_TASK DIRECTIONS_:
Go through the data underneath and report how many lines hold the string "Detoxification", giving only the number.

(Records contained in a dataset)

──────────

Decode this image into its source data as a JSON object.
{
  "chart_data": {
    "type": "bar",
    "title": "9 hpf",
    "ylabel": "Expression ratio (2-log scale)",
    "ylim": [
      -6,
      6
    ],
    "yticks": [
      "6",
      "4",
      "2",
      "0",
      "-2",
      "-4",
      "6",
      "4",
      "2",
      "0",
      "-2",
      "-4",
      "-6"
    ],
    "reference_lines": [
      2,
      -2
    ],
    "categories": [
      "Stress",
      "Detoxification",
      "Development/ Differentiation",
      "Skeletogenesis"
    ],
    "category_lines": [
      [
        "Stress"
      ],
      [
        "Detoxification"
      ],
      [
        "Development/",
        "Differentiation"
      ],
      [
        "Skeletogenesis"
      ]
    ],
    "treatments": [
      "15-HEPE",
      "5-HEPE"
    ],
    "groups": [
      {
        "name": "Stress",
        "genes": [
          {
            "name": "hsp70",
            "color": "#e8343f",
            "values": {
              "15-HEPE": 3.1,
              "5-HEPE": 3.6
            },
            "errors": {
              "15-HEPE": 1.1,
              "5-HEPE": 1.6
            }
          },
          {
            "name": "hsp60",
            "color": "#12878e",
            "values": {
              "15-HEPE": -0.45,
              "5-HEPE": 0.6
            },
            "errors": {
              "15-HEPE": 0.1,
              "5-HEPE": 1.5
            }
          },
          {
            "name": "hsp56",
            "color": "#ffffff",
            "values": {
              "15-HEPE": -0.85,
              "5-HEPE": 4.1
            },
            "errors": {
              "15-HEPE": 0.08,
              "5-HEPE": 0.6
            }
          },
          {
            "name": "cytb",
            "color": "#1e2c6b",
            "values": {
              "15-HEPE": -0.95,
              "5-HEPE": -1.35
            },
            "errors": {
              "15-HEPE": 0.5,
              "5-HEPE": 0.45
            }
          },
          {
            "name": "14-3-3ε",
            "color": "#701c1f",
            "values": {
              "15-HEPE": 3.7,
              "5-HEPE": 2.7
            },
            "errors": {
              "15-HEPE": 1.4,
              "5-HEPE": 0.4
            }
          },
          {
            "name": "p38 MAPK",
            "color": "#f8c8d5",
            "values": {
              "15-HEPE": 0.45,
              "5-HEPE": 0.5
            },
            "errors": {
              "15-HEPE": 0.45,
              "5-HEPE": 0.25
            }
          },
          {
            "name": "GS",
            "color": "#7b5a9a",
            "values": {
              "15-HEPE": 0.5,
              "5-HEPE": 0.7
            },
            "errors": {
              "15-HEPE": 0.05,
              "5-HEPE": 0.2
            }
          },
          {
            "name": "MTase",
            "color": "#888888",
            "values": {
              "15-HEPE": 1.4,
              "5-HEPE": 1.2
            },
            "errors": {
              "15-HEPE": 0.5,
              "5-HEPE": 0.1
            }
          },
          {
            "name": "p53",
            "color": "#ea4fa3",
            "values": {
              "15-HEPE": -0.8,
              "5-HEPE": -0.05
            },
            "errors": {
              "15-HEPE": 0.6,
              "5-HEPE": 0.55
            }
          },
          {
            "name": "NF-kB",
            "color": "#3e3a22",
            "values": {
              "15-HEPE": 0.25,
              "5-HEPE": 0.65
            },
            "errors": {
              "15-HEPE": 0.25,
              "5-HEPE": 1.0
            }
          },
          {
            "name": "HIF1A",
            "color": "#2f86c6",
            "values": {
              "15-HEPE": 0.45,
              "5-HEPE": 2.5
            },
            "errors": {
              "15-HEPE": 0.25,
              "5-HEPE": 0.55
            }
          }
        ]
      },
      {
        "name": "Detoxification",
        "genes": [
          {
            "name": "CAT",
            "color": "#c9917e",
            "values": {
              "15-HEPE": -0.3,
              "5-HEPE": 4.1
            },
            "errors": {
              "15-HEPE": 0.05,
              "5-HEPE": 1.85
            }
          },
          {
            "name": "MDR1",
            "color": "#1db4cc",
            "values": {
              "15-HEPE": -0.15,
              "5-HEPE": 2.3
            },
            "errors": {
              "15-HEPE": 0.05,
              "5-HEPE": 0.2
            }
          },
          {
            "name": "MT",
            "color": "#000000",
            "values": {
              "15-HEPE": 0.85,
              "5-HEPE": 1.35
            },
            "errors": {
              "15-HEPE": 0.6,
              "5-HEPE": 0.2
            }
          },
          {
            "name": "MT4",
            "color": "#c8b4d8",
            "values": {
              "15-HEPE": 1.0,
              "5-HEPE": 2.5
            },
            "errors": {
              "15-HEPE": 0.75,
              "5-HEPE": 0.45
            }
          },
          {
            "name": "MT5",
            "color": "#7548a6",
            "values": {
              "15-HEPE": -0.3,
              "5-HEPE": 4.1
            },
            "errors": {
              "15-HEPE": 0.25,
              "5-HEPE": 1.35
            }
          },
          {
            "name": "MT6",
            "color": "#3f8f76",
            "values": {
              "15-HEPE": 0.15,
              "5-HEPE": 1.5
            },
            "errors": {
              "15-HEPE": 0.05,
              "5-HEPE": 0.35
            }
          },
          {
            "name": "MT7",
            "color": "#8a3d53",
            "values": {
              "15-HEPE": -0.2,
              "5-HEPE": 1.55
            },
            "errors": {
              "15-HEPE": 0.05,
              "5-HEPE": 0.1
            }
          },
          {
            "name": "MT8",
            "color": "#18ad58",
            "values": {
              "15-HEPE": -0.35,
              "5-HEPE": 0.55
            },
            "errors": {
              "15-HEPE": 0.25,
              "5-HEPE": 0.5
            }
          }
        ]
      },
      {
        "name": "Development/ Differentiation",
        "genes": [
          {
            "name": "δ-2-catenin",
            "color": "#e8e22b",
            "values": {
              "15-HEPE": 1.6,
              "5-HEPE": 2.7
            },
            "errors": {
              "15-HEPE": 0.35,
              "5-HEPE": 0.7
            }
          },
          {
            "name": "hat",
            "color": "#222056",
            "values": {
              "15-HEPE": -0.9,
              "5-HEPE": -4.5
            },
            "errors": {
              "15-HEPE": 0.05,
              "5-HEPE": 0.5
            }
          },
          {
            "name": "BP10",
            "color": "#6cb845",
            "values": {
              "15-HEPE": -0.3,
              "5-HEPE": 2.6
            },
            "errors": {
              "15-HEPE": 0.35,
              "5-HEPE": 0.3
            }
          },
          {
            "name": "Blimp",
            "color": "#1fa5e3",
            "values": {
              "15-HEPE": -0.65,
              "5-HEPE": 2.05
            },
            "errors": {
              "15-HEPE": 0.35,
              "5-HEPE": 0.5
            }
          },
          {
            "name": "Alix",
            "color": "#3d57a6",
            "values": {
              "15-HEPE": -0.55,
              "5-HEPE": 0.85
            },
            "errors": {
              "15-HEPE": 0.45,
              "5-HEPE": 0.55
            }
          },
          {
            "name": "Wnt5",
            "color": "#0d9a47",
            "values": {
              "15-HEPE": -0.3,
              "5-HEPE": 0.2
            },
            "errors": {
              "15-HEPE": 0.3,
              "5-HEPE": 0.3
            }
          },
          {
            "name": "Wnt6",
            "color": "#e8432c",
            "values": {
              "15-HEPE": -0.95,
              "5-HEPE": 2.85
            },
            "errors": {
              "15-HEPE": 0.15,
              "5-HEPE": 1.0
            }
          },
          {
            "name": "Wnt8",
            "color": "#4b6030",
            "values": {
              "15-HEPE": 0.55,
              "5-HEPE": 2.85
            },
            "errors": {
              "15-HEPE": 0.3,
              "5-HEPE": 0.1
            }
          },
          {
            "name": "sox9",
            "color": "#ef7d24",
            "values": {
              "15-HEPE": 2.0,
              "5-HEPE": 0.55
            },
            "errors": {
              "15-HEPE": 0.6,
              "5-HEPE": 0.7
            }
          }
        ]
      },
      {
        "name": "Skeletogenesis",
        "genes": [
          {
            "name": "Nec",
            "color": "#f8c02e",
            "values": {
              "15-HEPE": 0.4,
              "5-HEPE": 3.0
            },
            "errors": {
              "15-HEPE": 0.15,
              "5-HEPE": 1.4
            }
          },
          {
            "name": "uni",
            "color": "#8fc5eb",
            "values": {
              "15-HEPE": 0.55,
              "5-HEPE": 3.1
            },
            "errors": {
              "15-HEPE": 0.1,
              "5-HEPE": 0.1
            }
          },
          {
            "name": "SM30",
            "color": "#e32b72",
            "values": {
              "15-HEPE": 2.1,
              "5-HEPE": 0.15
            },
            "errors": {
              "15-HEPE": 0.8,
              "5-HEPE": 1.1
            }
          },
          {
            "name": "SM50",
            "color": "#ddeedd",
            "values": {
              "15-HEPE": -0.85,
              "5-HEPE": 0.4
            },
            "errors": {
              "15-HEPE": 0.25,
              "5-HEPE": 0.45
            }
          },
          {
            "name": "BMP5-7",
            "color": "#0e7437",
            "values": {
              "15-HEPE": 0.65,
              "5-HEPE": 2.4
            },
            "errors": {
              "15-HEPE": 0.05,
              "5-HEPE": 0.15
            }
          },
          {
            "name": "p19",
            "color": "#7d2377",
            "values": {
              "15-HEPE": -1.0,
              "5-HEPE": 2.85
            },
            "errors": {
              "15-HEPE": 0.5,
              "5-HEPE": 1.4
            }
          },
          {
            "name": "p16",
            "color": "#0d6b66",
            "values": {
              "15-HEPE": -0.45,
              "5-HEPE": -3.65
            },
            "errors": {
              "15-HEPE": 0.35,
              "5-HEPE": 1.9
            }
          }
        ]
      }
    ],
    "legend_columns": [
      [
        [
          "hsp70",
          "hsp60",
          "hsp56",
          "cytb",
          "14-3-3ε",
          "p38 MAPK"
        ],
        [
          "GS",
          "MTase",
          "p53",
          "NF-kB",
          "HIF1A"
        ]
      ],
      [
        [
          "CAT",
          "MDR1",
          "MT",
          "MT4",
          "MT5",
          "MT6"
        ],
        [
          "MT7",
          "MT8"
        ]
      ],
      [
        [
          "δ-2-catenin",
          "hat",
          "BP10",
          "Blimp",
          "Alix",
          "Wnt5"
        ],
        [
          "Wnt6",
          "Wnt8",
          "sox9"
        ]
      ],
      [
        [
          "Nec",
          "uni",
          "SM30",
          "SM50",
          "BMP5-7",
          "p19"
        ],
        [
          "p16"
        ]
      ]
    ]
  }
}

──────────

_SOLUTION_:
3